» EXERCISE GOAL:
Copy each line below that contains "from".

» SUPPLIED RECORDS:
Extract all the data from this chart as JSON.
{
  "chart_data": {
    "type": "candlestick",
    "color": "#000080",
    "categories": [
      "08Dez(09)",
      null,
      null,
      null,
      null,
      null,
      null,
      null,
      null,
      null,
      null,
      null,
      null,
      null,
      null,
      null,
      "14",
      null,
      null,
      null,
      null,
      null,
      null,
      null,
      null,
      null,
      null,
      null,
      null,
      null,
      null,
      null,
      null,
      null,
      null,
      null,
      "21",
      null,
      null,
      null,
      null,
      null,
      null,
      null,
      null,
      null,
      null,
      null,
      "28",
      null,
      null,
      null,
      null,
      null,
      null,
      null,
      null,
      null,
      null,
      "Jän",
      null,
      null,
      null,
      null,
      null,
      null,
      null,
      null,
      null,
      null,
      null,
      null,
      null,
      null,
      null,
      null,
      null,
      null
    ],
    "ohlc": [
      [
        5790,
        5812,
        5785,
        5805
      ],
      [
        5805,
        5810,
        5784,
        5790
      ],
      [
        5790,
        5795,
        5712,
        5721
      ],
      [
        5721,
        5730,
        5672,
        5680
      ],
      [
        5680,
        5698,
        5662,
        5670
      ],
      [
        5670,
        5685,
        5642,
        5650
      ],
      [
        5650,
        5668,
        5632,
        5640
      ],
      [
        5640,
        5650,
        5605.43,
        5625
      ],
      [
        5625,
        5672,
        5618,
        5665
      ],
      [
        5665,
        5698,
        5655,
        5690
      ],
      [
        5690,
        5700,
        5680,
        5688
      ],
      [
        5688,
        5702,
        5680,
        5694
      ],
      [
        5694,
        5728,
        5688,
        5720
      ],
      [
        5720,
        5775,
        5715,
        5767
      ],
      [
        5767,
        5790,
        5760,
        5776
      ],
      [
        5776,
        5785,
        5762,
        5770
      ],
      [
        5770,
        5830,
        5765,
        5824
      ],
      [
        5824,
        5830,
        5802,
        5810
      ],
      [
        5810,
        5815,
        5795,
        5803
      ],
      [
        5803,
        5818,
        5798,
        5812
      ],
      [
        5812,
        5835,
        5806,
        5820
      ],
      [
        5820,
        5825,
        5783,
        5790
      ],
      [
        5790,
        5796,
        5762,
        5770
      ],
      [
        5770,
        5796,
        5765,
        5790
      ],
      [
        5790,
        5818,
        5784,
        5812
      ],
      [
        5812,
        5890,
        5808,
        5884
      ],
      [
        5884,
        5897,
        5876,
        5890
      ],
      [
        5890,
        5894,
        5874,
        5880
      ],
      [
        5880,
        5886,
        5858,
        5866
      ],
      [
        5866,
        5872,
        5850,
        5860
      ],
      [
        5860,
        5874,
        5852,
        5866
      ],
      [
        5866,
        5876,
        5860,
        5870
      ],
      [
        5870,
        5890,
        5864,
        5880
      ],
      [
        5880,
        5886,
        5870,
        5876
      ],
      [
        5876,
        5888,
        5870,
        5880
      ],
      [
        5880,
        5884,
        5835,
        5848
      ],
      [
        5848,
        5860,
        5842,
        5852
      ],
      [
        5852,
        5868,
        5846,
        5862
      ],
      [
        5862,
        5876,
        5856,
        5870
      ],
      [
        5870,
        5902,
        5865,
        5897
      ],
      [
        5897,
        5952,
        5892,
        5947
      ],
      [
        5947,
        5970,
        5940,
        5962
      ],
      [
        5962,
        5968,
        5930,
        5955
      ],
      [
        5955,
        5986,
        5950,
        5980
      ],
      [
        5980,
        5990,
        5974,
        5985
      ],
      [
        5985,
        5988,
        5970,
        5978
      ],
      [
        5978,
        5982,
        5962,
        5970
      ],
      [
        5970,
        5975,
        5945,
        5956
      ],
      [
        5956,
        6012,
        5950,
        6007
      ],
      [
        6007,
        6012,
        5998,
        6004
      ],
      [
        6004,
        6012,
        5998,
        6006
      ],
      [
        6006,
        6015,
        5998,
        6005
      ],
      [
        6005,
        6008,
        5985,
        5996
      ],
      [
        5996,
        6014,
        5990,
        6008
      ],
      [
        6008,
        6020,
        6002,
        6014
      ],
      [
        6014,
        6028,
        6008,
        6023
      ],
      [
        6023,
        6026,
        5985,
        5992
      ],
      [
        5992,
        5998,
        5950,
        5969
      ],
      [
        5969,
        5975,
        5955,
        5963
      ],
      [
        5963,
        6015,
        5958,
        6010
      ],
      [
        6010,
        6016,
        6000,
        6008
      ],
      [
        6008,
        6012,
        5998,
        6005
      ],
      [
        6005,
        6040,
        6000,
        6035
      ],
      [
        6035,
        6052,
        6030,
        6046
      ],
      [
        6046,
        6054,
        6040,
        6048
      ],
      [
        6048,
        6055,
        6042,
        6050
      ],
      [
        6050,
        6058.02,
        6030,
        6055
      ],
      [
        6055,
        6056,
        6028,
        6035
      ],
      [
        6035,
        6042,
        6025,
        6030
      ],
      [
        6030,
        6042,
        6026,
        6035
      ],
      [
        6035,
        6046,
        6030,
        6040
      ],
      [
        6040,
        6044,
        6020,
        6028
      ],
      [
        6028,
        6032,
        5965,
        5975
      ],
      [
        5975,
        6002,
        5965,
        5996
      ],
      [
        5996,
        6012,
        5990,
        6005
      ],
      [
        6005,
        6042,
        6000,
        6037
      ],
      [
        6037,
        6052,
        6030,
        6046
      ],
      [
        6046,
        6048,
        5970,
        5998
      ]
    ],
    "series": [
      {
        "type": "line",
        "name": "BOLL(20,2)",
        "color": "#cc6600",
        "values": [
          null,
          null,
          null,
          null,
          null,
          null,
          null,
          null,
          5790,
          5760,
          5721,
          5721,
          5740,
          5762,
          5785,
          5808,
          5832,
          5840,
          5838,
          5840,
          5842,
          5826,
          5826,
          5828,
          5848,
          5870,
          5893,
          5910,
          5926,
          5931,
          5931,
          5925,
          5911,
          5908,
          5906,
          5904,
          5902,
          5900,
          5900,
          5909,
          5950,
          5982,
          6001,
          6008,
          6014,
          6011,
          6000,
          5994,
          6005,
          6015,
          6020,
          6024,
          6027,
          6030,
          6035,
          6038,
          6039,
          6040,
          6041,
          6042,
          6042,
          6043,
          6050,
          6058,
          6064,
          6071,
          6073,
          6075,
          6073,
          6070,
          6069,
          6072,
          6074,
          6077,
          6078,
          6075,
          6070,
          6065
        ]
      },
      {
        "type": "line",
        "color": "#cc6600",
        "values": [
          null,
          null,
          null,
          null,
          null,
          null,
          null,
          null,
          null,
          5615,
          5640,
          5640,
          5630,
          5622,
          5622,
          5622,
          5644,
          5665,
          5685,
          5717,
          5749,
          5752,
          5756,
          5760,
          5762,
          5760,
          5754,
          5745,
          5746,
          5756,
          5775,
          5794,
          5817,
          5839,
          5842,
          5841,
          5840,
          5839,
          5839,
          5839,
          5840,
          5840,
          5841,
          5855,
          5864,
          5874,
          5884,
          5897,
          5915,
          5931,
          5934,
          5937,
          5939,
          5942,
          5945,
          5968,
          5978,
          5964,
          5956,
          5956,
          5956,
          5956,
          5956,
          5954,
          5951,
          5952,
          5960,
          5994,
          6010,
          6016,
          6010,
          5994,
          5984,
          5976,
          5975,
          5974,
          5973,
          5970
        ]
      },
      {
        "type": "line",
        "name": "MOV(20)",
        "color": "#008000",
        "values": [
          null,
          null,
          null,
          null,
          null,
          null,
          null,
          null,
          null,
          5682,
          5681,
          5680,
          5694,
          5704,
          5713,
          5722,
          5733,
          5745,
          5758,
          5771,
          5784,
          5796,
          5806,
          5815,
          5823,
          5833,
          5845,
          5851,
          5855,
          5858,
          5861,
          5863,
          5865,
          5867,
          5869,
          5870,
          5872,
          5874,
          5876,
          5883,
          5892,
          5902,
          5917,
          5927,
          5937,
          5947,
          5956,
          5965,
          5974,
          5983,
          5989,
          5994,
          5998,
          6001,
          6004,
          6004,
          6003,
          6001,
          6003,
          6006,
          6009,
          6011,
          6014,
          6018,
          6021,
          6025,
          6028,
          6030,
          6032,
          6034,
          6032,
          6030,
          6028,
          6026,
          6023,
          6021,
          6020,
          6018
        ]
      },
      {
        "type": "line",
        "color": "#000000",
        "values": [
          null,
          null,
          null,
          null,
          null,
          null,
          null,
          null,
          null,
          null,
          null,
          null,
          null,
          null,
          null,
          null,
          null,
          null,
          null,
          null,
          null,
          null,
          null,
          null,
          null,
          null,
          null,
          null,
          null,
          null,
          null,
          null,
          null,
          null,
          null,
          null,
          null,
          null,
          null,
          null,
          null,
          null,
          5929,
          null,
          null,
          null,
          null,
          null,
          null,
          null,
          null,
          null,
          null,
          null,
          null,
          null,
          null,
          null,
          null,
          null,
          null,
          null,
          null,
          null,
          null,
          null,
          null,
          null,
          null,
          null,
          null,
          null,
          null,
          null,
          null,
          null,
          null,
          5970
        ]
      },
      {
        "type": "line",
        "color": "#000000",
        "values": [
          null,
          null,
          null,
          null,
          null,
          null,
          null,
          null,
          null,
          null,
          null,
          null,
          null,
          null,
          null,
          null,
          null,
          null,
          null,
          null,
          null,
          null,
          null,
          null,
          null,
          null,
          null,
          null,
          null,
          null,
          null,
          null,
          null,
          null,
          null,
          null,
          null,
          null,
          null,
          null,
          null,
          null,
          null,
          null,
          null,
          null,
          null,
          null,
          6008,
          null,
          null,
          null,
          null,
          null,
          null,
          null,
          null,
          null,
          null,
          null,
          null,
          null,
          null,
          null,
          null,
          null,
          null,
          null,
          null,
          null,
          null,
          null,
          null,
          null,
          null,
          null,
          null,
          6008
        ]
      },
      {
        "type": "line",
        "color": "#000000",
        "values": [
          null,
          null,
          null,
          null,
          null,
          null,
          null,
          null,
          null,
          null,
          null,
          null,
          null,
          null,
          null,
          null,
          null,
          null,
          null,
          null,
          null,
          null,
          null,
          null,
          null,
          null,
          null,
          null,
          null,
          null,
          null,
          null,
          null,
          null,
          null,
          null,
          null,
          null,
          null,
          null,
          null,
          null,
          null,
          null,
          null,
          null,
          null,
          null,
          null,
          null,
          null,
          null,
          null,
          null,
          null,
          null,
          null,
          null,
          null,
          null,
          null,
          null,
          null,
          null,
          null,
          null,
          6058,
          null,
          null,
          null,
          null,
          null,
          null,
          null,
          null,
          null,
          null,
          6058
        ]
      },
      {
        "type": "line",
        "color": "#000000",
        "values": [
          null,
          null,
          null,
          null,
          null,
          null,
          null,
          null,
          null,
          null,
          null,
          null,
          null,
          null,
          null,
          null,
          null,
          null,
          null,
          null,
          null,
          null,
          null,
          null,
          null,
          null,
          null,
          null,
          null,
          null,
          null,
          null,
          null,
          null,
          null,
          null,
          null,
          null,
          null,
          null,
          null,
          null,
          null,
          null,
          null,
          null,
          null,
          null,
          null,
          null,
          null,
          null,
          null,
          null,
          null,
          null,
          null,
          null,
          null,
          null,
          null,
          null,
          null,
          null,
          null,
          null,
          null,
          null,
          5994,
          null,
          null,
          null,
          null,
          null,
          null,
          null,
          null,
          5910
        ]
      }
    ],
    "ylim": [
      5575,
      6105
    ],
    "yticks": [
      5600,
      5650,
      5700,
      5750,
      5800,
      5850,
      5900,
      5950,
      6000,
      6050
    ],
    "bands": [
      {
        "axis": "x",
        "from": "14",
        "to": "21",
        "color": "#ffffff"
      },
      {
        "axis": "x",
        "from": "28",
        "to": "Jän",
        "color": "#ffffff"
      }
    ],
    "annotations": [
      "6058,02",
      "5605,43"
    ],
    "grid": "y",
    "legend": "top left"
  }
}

» OUTPUT FOR THIS TASK:
Extract all the data from this chart as JSON.
        "from": "14",
        "from": "28",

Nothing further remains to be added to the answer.